#### Request
Leave the pictures out. Return all other data exactly.

<<<<

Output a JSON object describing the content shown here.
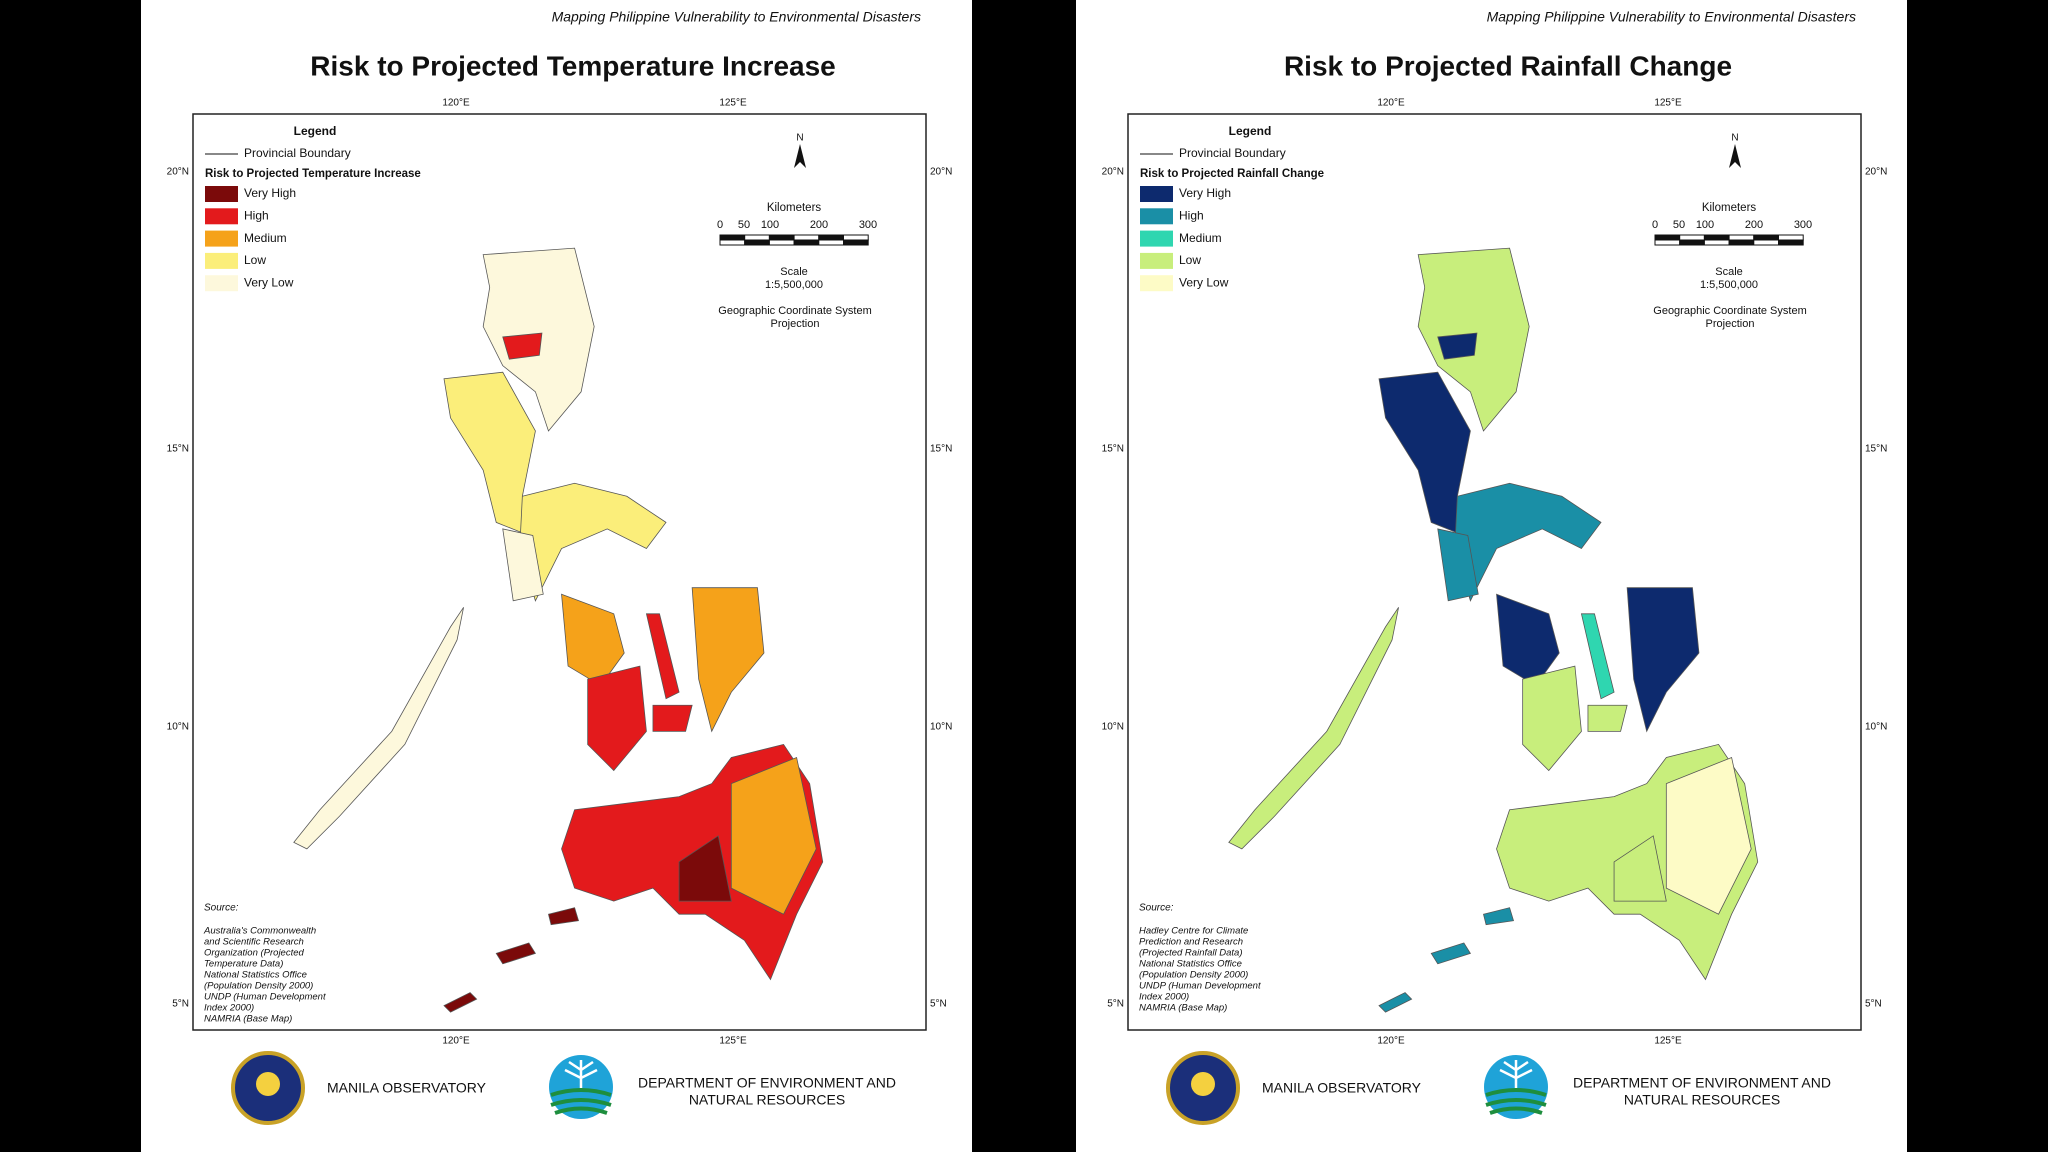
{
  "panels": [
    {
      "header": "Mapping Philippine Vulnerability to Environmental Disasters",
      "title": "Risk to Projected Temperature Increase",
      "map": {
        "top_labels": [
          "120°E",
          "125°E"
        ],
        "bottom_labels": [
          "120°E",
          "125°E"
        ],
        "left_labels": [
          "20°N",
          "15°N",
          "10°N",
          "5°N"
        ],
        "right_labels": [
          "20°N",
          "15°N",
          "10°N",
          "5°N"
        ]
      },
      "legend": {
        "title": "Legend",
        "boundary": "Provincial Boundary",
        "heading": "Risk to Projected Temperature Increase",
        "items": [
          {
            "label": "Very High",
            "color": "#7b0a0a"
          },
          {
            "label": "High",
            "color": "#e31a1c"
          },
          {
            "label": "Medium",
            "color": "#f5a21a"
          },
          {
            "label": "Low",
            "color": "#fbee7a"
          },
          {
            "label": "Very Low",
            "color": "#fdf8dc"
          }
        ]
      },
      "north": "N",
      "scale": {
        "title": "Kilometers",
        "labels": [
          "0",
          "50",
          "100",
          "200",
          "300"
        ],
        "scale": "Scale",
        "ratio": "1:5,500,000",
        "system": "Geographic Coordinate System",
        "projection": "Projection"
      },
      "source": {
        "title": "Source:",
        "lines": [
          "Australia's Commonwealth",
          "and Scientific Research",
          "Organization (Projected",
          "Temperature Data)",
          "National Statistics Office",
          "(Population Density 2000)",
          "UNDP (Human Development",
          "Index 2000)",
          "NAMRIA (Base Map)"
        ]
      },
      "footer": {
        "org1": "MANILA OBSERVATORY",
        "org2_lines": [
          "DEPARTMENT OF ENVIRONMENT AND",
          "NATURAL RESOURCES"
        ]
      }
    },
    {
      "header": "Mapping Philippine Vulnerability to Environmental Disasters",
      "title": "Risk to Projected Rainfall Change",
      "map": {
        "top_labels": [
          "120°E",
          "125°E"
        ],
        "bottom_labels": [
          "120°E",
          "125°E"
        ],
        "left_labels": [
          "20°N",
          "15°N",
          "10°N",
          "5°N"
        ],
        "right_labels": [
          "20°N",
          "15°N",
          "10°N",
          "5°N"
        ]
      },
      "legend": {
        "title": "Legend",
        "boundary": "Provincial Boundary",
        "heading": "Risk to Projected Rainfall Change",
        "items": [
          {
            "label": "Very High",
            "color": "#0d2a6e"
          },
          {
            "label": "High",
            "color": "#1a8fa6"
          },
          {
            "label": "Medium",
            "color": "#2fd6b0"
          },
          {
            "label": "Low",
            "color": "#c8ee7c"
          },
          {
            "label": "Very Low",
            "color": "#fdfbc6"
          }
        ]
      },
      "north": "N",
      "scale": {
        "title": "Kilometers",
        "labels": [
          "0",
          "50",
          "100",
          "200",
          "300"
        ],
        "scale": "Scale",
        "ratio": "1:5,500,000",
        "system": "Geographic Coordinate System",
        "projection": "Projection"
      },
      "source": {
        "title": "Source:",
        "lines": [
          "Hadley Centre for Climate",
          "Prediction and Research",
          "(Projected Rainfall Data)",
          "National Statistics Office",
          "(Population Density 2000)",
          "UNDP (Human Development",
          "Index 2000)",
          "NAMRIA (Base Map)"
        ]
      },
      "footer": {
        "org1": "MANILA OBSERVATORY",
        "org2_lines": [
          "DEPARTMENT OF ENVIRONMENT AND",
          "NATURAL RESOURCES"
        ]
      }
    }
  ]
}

>>>>

#### Answer
Output a JSON object describing the content shown here.
{
  "panels": [
    {
      "header": "Mapping Philippine Vulnerability to Environmental Disasters",
      "title": "Risk to Projected Temperature Increase",
      "map": {
        "top_labels": [
          "120°E",
          "125°E"
        ],
        "bottom_labels": [
          "120°E",
          "125°E"
        ],
        "left_labels": [
          "20°N",
          "15°N",
          "10°N",
          "5°N"
        ],
        "right_labels": [
          "20°N",
          "15°N",
          "10°N",
          "5°N"
        ]
      },
      "legend": {
        "title": "Legend",
        "boundary": "Provincial Boundary",
        "heading": "Risk to Projected Temperature Increase",
        "items": [
          {
            "label": "Very High",
            "color": "#7b0a0a"
          },
          {
            "label": "High",
            "color": "#e31a1c"
          },
          {
            "label": "Medium",
            "color": "#f5a21a"
          },
          {
            "label": "Low",
            "color": "#fbee7a"
          },
          {
            "label": "Very Low",
            "color": "#fdf8dc"
          }
        ]
      },
      "north": "N",
      "scale": {
        "title": "Kilometers",
        "labels": [
          "0",
          "50",
          "100",
          "200",
          "300"
        ],
        "scale": "Scale",
        "ratio": "1:5,500,000",
        "system": "Geographic Coordinate System",
        "projection": "Projection"
      },
      "source": {
        "title": "Source:",
        "lines": [
          "Australia's Commonwealth",
          "and Scientific Research",
          "Organization (Projected",
          "Temperature Data)",
          "National Statistics Office",
          "(Population Density 2000)",
          "UNDP (Human Development",
          "Index 2000)",
          "NAMRIA (Base Map)"
        ]
      },
      "footer": {
        "org1": "MANILA OBSERVATORY",
        "org2_lines": [
          "DEPARTMENT OF ENVIRONMENT AND",
          "NATURAL RESOURCES"
        ]
      }
    },
    {
      "header": "Mapping Philippine Vulnerability to Environmental Disasters",
      "title": "Risk to Projected Rainfall Change",
      "map": {
        "top_labels": [
          "120°E",
          "125°E"
        ],
        "bottom_labels": [
          "120°E",
          "125°E"
        ],
        "left_labels": [
          "20°N",
          "15°N",
          "10°N",
          "5°N"
        ],
        "right_labels": [
          "20°N",
          "15°N",
          "10°N",
          "5°N"
        ]
      },
      "legend": {
        "title": "Legend",
        "boundary": "Provincial Boundary",
        "heading": "Risk to Projected Rainfall Change",
        "items": [
          {
            "label": "Very High",
            "color": "#0d2a6e"
          },
          {
            "label": "High",
            "color": "#1a8fa6"
          },
          {
            "label": "Medium",
            "color": "#2fd6b0"
          },
          {
            "label": "Low",
            "color": "#c8ee7c"
          },
          {
            "label": "Very Low",
            "color": "#fdfbc6"
          }
        ]
      },
      "north": "N",
      "scale": {
        "title": "Kilometers",
        "labels": [
          "0",
          "50",
          "100",
          "200",
          "300"
        ],
        "scale": "Scale",
        "ratio": "1:5,500,000",
        "system": "Geographic Coordinate System",
        "projection": "Projection"
      },
      "source": {
        "title": "Source:",
        "lines": [
          "Hadley Centre for Climate",
          "Prediction and Research",
          "(Projected Rainfall Data)",
          "National Statistics Office",
          "(Population Density 2000)",
          "UNDP (Human Development",
          "Index 2000)",
          "NAMRIA (Base Map)"
        ]
      },
      "footer": {
        "org1": "MANILA OBSERVATORY",
        "org2_lines": [
          "DEPARTMENT OF ENVIRONMENT AND",
          "NATURAL RESOURCES"
        ]
      }
    }
  ]
}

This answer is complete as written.